▸ **WORK TO BE COMPLETED**
Write the next part of the account below of the Float8Vector reallocation problem in a UnionVector, picking up after its final sentence.

We recently encountered a problem when we were trying to add JSON files with complex schema as datasets.

Initially we started with a Float8Vector with default memory allocation of (4096 * 8) 32KB.
Went through several iterations of setSafe() to trigger a realloc() from 32KB to 64KB.
Another round of setSafe() calls to trigger a realloc() from 64KB to 128KB

After that we encountered a BigInt and promoted our vector to UnionVector.

This required us to create a UnionVector with BigIntVector and Float8Vector. The latter required us to transfer the Float8Vector we were earlier working with to the Float8Vector inside the Union.

As part of transferTo(), the target Float8Vector got all the ArrowBuf state (capacity, buffer contents) etc transferred from the source vector.

Later, a realloc was triggered on the Float8Vector inside the UnionVector.

▸ **RECORDED INFORMATION**
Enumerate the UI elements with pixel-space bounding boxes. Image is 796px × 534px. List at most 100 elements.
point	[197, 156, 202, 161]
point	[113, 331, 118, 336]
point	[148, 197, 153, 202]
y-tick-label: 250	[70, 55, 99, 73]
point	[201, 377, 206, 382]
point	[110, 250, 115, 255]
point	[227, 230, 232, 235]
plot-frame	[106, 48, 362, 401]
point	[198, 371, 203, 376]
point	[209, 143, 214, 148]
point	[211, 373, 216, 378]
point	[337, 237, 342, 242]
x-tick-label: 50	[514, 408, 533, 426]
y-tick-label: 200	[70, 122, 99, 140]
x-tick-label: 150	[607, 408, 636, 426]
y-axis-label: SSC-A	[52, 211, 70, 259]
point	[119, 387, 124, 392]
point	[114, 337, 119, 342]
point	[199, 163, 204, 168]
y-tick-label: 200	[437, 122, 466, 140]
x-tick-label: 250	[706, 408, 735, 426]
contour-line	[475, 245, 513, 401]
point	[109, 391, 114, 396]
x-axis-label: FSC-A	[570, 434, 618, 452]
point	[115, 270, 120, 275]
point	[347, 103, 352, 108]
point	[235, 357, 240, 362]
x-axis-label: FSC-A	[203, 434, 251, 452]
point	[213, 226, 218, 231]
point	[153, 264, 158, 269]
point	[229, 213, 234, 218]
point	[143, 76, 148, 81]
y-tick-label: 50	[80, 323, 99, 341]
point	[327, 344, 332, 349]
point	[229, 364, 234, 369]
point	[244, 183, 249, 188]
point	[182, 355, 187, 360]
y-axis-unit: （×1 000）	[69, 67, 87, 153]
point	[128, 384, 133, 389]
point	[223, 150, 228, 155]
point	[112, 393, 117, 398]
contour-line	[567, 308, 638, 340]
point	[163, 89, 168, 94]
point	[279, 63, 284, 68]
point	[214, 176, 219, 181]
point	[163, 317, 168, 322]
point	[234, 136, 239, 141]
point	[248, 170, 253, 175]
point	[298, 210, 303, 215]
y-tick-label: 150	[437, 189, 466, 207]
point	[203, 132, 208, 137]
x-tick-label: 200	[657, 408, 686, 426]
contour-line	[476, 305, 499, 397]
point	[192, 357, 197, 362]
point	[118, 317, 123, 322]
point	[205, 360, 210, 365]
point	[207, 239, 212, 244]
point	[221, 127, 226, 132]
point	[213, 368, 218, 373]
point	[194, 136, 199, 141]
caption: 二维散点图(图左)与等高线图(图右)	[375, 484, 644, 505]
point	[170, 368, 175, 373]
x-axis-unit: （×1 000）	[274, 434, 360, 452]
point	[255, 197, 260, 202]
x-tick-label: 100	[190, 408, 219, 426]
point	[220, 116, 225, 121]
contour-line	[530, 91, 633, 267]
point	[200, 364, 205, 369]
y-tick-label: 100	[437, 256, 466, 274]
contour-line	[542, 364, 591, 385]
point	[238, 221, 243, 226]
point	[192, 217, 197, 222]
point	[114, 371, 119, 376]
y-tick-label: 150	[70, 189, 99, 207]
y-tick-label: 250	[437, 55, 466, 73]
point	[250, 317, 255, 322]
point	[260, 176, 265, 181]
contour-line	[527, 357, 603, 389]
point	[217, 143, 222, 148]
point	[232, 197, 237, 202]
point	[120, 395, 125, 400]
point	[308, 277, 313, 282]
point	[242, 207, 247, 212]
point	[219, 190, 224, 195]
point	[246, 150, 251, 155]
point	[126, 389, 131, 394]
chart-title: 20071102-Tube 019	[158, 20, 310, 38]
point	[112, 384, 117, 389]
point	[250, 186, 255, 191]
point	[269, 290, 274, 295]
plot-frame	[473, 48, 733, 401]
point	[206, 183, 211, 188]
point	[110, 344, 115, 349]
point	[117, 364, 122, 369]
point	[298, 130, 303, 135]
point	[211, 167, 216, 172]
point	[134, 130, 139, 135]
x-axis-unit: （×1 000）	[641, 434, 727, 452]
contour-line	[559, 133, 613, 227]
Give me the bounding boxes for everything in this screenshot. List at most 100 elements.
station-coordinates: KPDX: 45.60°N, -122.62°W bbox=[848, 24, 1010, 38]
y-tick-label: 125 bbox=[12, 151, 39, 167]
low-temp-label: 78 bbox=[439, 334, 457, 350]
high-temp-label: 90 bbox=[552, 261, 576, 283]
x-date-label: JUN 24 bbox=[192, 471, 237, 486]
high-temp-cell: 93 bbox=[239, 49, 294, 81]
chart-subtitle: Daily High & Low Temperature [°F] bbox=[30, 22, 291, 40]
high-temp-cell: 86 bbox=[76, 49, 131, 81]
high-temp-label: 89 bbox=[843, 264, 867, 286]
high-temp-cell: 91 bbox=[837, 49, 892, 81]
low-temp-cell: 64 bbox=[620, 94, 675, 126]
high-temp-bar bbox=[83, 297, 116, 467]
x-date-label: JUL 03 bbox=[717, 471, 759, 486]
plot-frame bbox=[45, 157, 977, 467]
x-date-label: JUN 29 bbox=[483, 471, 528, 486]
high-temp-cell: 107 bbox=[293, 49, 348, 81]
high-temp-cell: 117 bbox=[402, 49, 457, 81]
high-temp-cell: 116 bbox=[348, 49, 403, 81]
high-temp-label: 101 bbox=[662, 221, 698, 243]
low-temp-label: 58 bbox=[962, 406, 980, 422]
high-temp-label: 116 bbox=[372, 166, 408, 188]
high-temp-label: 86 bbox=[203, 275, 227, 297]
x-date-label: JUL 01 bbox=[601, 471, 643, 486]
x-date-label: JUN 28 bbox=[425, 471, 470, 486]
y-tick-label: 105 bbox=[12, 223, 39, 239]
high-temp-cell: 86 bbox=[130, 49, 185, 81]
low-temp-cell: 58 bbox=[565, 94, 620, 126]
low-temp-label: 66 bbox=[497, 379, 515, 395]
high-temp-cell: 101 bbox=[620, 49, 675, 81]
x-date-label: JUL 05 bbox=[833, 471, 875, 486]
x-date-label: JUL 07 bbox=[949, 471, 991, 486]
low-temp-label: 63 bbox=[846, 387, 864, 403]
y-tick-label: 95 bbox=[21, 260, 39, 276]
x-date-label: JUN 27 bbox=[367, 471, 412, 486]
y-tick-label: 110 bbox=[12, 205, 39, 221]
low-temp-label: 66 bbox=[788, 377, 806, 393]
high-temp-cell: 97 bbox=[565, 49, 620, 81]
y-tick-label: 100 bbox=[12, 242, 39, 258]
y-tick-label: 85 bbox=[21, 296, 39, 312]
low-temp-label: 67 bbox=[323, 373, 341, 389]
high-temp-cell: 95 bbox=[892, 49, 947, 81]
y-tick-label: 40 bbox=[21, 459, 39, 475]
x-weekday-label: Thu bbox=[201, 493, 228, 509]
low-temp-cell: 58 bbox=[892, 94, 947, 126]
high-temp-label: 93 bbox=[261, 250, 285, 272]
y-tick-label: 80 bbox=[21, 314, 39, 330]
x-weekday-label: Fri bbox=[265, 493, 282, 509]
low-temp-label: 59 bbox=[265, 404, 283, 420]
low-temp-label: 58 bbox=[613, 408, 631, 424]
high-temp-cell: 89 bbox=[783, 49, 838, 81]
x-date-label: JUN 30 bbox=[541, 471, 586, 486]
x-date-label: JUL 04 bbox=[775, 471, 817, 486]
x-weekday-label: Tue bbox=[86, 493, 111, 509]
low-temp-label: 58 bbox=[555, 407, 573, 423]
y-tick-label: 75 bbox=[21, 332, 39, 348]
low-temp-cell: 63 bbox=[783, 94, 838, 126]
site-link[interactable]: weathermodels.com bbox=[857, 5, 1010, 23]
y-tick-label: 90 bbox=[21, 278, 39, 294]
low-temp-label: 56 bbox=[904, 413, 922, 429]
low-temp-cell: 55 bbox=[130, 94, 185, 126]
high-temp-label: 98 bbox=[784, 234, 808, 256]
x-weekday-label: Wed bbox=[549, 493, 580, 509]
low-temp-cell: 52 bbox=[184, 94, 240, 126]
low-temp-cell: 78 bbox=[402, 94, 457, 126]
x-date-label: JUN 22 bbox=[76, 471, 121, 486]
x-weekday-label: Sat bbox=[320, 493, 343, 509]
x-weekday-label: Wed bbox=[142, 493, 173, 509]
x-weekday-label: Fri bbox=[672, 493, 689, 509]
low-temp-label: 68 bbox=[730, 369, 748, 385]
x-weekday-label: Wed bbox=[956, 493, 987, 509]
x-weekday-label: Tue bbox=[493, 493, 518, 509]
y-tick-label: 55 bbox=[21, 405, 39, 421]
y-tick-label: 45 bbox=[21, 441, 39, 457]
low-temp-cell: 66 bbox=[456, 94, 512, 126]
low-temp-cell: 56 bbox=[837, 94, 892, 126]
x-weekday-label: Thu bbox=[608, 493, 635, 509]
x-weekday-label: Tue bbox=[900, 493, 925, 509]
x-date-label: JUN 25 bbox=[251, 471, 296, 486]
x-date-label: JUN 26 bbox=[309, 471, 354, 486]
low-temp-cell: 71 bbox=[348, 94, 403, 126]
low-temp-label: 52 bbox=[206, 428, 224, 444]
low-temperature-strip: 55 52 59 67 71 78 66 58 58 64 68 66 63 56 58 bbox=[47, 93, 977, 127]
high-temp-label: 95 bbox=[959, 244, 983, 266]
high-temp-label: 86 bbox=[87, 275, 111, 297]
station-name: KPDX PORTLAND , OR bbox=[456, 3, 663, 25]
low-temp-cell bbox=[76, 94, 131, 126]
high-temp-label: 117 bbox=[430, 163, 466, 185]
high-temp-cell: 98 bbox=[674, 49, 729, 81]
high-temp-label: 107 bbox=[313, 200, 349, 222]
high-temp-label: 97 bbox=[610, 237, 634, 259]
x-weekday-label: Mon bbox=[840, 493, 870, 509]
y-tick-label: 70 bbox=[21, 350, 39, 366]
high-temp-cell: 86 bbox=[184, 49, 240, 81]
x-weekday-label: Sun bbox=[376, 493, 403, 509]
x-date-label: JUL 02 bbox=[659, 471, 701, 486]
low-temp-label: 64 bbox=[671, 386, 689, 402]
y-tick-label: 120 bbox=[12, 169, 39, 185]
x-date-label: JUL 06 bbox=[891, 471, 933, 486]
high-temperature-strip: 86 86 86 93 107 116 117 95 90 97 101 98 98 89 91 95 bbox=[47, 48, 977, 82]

▸ **WRITTEN REPLY**
The computation inside realloc() to determine the amount of memory to be reallocated goes wrong since it makes the decision based on allocateSizeInBytes -- although this vector was created as part of transfer() from 128KB source vector, allocateSizeInBytes is still at the initial/default value of 32KB

We end up allocating a 64KB buffer and attempt to copy 128KB over 64KB and seg fault when invoking setBytes().

There is a wrong assumption in realloc() that allocateSizeInBytes is always equal to data.capacity(). The particular scenario described above exposes where this assumption could go wrong.